[Records of where elements appear on the page]
++++++++++++++++++++
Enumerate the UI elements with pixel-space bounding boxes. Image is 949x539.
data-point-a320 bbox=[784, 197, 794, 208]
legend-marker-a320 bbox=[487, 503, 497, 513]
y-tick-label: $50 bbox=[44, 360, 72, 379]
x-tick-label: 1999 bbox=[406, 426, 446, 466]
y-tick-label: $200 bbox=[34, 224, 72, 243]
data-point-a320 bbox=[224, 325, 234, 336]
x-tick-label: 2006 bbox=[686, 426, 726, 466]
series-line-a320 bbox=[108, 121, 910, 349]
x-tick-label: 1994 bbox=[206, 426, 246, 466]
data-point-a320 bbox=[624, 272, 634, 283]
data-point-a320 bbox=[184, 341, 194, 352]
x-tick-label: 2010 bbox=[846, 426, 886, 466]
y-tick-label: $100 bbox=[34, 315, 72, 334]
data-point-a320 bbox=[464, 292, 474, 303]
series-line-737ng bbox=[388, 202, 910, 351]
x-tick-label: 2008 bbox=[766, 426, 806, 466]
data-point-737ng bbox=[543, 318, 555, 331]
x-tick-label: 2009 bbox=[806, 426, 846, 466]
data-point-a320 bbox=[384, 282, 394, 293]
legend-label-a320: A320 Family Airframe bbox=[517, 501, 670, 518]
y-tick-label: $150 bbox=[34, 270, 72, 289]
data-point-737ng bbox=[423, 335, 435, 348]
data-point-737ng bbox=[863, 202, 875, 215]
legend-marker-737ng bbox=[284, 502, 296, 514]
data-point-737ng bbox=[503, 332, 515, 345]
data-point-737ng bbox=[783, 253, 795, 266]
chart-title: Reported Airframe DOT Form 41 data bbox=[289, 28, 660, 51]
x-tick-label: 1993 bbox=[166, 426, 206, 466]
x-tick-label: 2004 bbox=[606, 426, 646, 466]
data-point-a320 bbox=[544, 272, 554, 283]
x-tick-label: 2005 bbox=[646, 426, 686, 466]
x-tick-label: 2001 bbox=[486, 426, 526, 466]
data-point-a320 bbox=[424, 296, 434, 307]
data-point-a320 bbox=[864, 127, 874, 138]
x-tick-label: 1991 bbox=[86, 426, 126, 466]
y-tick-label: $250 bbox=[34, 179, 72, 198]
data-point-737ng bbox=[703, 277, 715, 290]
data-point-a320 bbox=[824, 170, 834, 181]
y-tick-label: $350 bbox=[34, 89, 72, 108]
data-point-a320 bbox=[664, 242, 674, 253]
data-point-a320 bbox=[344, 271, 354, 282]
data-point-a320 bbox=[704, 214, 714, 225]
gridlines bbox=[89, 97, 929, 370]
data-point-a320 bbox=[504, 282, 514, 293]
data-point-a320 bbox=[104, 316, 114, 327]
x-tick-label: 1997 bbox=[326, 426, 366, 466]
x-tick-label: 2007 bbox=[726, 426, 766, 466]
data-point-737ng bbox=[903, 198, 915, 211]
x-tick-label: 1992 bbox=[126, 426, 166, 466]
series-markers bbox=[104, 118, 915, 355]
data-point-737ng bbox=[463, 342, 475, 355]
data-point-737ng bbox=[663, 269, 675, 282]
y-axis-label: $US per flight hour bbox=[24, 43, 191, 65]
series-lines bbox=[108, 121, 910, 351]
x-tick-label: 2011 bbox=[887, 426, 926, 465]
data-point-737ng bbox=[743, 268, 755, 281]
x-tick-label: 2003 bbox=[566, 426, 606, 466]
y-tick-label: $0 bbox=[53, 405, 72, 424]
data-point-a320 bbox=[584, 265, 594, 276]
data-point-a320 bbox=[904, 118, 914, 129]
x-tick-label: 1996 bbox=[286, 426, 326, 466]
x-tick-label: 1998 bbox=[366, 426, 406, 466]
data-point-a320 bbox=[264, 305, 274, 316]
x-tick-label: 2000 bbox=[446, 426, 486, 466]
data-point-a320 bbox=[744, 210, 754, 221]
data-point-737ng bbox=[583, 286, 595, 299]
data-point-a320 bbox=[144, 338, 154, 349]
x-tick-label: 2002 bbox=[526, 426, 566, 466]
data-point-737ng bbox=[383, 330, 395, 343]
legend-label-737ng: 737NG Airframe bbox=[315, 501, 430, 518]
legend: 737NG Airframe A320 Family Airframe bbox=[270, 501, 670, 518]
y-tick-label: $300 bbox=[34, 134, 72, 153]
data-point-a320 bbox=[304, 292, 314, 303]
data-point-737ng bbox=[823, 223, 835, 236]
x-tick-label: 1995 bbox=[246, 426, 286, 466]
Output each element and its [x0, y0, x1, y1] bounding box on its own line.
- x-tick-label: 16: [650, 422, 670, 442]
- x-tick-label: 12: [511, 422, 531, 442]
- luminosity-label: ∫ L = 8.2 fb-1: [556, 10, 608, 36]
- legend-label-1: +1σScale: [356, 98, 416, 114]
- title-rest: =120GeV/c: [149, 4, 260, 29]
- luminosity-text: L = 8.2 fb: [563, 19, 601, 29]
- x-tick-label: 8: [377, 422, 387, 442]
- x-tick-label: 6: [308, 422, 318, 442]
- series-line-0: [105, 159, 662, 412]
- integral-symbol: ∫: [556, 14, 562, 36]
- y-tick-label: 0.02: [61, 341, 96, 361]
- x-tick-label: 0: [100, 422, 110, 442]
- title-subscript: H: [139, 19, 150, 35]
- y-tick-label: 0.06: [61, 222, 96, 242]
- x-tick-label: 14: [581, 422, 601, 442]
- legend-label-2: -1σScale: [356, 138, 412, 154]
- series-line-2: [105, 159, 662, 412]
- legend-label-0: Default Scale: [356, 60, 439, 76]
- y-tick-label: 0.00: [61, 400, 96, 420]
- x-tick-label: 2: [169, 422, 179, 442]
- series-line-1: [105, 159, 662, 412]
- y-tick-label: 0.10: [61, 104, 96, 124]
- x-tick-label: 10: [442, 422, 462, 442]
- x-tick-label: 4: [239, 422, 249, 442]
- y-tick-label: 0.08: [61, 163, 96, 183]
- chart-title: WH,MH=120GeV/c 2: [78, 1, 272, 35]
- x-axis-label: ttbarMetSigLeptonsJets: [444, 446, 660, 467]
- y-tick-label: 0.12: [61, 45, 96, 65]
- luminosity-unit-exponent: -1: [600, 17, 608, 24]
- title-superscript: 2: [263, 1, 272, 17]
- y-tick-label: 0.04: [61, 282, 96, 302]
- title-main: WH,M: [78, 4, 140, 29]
++++++++++++++++++++
AIM
Copy out every line of the records above, word for word, leaving nothing out.

THE ANSWER
Enumerate the UI elements with pixel-space bounding boxes. Image is 949x539.
data-point-a320 bbox=[784, 197, 794, 208]
legend-marker-a320 bbox=[487, 503, 497, 513]
y-tick-label: $50 bbox=[44, 360, 72, 379]
x-tick-label: 1999 bbox=[406, 426, 446, 466]
y-tick-label: $200 bbox=[34, 224, 72, 243]
data-point-a320 bbox=[224, 325, 234, 336]
x-tick-label: 2006 bbox=[686, 426, 726, 466]
series-line-a320 bbox=[108, 121, 910, 349]
x-tick-label: 1994 bbox=[206, 426, 246, 466]
data-point-a320 bbox=[624, 272, 634, 283]
data-point-a320 bbox=[184, 341, 194, 352]
x-tick-label: 2010 bbox=[846, 426, 886, 466]
y-tick-label: $100 bbox=[34, 315, 72, 334]
data-point-a320 bbox=[464, 292, 474, 303]
series-line-737ng bbox=[388, 202, 910, 351]
x-tick-label: 2008 bbox=[766, 426, 806, 466]
data-point-737ng bbox=[543, 318, 555, 331]
x-tick-label: 2009 bbox=[806, 426, 846, 466]
data-point-a320 bbox=[384, 282, 394, 293]
legend-label-a320: A320 Family Airframe bbox=[517, 501, 670, 518]
y-tick-label: $150 bbox=[34, 270, 72, 289]
data-point-737ng bbox=[423, 335, 435, 348]
data-point-737ng bbox=[863, 202, 875, 215]
legend-marker-737ng bbox=[284, 502, 296, 514]
data-point-737ng bbox=[503, 332, 515, 345]
data-point-737ng bbox=[783, 253, 795, 266]
chart-title: Reported Airframe DOT Form 41 data bbox=[289, 28, 660, 51]
x-tick-label: 1993 bbox=[166, 426, 206, 466]
x-tick-label: 2004 bbox=[606, 426, 646, 466]
data-point-a320 bbox=[544, 272, 554, 283]
x-tick-label: 2005 bbox=[646, 426, 686, 466]
x-tick-label: 2001 bbox=[486, 426, 526, 466]
data-point-a320 bbox=[424, 296, 434, 307]
data-point-a320 bbox=[864, 127, 874, 138]
x-tick-label: 1991 bbox=[86, 426, 126, 466]
y-tick-label: $250 bbox=[34, 179, 72, 198]
data-point-737ng bbox=[703, 277, 715, 290]
data-point-a320 bbox=[824, 170, 834, 181]
y-tick-label: $350 bbox=[34, 89, 72, 108]
data-point-a320 bbox=[664, 242, 674, 253]
data-point-a320 bbox=[344, 271, 354, 282]
data-point-a320 bbox=[704, 214, 714, 225]
gridlines bbox=[89, 97, 929, 370]
data-point-a320 bbox=[504, 282, 514, 293]
data-point-a320 bbox=[104, 316, 114, 327]
x-tick-label: 1997 bbox=[326, 426, 366, 466]
x-tick-label: 2007 bbox=[726, 426, 766, 466]
data-point-737ng bbox=[903, 198, 915, 211]
x-tick-label: 1992 bbox=[126, 426, 166, 466]
series-markers bbox=[104, 118, 915, 355]
data-point-737ng bbox=[463, 342, 475, 355]
data-point-737ng bbox=[663, 269, 675, 282]
y-axis-label: $US per flight hour bbox=[24, 43, 191, 65]
series-lines bbox=[108, 121, 910, 351]
x-tick-label: 2011 bbox=[887, 426, 926, 465]
data-point-737ng bbox=[743, 268, 755, 281]
x-tick-label: 2003 bbox=[566, 426, 606, 466]
y-tick-label: $0 bbox=[53, 405, 72, 424]
data-point-a320 bbox=[584, 265, 594, 276]
data-point-a320 bbox=[904, 118, 914, 129]
x-tick-label: 1996 bbox=[286, 426, 326, 466]
x-tick-label: 1998 bbox=[366, 426, 406, 466]
data-point-a320 bbox=[264, 305, 274, 316]
x-tick-label: 2000 bbox=[446, 426, 486, 466]
data-point-a320 bbox=[744, 210, 754, 221]
data-point-737ng bbox=[583, 286, 595, 299]
data-point-a320 bbox=[144, 338, 154, 349]
x-tick-label: 2002 bbox=[526, 426, 566, 466]
data-point-737ng bbox=[383, 330, 395, 343]
legend-label-737ng: 737NG Airframe bbox=[315, 501, 430, 518]
legend: 737NG Airframe A320 Family Airframe bbox=[270, 501, 670, 518]
y-tick-label: $300 bbox=[34, 134, 72, 153]
data-point-a320 bbox=[304, 292, 314, 303]
data-point-737ng bbox=[823, 223, 835, 236]
x-tick-label: 1995 bbox=[246, 426, 286, 466]
Output each element and its [x0, y0, x1, y1] bounding box on its own line.
- x-tick-label: 16: [650, 422, 670, 442]
- x-tick-label: 12: [511, 422, 531, 442]
- luminosity-label: ∫ L = 8.2 fb-1: [556, 10, 608, 36]
- legend-label-1: +1σScale: [356, 98, 416, 114]
- title-rest: =120GeV/c: [149, 4, 260, 29]
- luminosity-text: L = 8.2 fb: [563, 19, 601, 29]
- x-tick-label: 8: [377, 422, 387, 442]
- x-tick-label: 6: [308, 422, 318, 442]
- series-line-0: [105, 159, 662, 412]
- integral-symbol: ∫: [556, 14, 562, 36]
- y-tick-label: 0.02: [61, 341, 96, 361]
- x-tick-label: 0: [100, 422, 110, 442]
- title-subscript: H: [139, 19, 150, 35]
- y-tick-label: 0.06: [61, 222, 96, 242]
- x-tick-label: 14: [581, 422, 601, 442]
- legend-label-2: -1σScale: [356, 138, 412, 154]
- series-line-2: [105, 159, 662, 412]
- legend-label-0: Default Scale: [356, 60, 439, 76]
- y-tick-label: 0.00: [61, 400, 96, 420]
- x-tick-label: 2: [169, 422, 179, 442]
- series-line-1: [105, 159, 662, 412]
- y-tick-label: 0.10: [61, 104, 96, 124]
- x-tick-label: 10: [442, 422, 462, 442]
- x-tick-label: 4: [239, 422, 249, 442]
- y-tick-label: 0.08: [61, 163, 96, 183]
- chart-title: WH,MH=120GeV/c 2: [78, 1, 272, 35]
- x-axis-label: ttbarMetSigLeptonsJets: [444, 446, 660, 467]
- y-tick-label: 0.12: [61, 45, 96, 65]
- luminosity-unit-exponent: -1: [600, 17, 608, 24]
- title-superscript: 2: [263, 1, 272, 17]
- y-tick-label: 0.04: [61, 282, 96, 302]
- title-main: WH,M: [78, 4, 140, 29]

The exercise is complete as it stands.